● **TASK TO CARRY OUT**: Scan the material below for the string "label", and copy every line where it shows up.
━━ RECORDS PROVIDED
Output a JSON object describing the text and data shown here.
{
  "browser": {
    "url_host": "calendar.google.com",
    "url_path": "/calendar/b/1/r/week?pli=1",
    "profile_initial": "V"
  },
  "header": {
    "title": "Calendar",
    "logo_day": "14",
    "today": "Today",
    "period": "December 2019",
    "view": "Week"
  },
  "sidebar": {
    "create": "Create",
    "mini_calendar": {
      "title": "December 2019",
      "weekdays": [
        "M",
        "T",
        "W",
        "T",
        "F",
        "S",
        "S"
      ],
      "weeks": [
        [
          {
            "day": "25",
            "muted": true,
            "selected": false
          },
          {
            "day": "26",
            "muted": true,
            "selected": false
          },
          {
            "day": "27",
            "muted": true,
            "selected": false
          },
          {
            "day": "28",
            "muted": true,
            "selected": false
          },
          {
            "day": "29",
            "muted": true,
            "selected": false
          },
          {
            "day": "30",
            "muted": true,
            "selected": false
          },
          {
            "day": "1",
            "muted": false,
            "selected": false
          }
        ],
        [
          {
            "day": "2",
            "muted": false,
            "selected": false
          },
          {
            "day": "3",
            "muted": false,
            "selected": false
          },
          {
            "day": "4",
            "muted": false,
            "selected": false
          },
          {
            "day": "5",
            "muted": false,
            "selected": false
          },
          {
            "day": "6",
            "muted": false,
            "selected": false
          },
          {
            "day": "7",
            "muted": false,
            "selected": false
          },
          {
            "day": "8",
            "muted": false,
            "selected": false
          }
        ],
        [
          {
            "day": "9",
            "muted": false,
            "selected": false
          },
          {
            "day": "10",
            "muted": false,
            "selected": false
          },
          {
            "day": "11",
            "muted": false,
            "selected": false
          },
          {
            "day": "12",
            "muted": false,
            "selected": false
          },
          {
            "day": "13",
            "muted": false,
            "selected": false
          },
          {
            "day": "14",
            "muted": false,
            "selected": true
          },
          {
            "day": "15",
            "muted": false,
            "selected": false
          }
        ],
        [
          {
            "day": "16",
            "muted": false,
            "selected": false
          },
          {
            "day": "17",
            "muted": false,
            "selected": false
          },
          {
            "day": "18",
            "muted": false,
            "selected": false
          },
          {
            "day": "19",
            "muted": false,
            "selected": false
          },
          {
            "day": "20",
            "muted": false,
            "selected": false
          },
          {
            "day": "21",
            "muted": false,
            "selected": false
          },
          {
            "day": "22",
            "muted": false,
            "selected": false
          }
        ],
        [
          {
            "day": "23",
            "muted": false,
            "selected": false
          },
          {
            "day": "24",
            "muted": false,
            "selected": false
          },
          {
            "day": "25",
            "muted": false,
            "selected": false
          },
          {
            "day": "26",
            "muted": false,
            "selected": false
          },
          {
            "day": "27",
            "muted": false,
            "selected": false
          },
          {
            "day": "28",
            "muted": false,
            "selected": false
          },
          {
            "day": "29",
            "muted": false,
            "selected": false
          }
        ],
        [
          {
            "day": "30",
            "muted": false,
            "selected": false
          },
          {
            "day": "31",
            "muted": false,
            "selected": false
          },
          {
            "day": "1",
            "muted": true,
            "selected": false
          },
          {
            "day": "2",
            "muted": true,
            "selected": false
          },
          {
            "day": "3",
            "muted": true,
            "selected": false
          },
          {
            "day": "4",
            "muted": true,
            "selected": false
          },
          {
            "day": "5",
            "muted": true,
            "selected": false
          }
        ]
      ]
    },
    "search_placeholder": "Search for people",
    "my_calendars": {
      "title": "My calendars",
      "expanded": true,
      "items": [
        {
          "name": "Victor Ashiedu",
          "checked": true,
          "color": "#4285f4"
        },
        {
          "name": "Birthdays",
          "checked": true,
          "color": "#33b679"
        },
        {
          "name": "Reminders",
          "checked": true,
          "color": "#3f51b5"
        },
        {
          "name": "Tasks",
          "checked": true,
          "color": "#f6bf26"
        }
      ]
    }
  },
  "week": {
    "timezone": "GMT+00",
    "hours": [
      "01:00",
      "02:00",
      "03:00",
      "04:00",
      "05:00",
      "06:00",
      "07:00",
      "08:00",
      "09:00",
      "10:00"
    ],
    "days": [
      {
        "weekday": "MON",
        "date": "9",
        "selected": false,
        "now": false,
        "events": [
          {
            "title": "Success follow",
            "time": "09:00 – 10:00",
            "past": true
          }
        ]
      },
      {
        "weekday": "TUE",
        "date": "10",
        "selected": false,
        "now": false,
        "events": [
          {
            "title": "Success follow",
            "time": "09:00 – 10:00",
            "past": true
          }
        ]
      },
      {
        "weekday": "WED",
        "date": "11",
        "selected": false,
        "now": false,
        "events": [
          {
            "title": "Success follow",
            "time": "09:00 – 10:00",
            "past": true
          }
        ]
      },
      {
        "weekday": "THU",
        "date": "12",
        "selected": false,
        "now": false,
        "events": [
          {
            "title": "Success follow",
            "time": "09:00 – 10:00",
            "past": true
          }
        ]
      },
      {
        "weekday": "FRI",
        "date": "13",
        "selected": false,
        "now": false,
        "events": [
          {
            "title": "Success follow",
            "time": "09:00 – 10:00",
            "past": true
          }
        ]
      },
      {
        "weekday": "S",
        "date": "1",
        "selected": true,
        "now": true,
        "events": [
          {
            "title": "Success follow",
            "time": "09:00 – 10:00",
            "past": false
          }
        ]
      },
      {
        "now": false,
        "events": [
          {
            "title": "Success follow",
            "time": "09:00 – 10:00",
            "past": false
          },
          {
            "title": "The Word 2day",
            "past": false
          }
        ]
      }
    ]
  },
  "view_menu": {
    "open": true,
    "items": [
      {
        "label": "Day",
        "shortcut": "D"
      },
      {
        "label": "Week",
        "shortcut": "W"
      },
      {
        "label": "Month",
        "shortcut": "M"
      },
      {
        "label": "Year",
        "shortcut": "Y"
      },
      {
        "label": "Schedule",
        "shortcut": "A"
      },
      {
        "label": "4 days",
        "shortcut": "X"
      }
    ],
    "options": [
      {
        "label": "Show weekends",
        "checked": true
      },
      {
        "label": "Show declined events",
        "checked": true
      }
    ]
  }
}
━━━━
● **THE RESULT**:
        "label": "Day",
        "label": "Week",
        "label": "Month",
        "label": "Year",
        "label": "Schedule",
        "label": "4 days",
        "label": "Show weekends",
        "label": "Show declined events",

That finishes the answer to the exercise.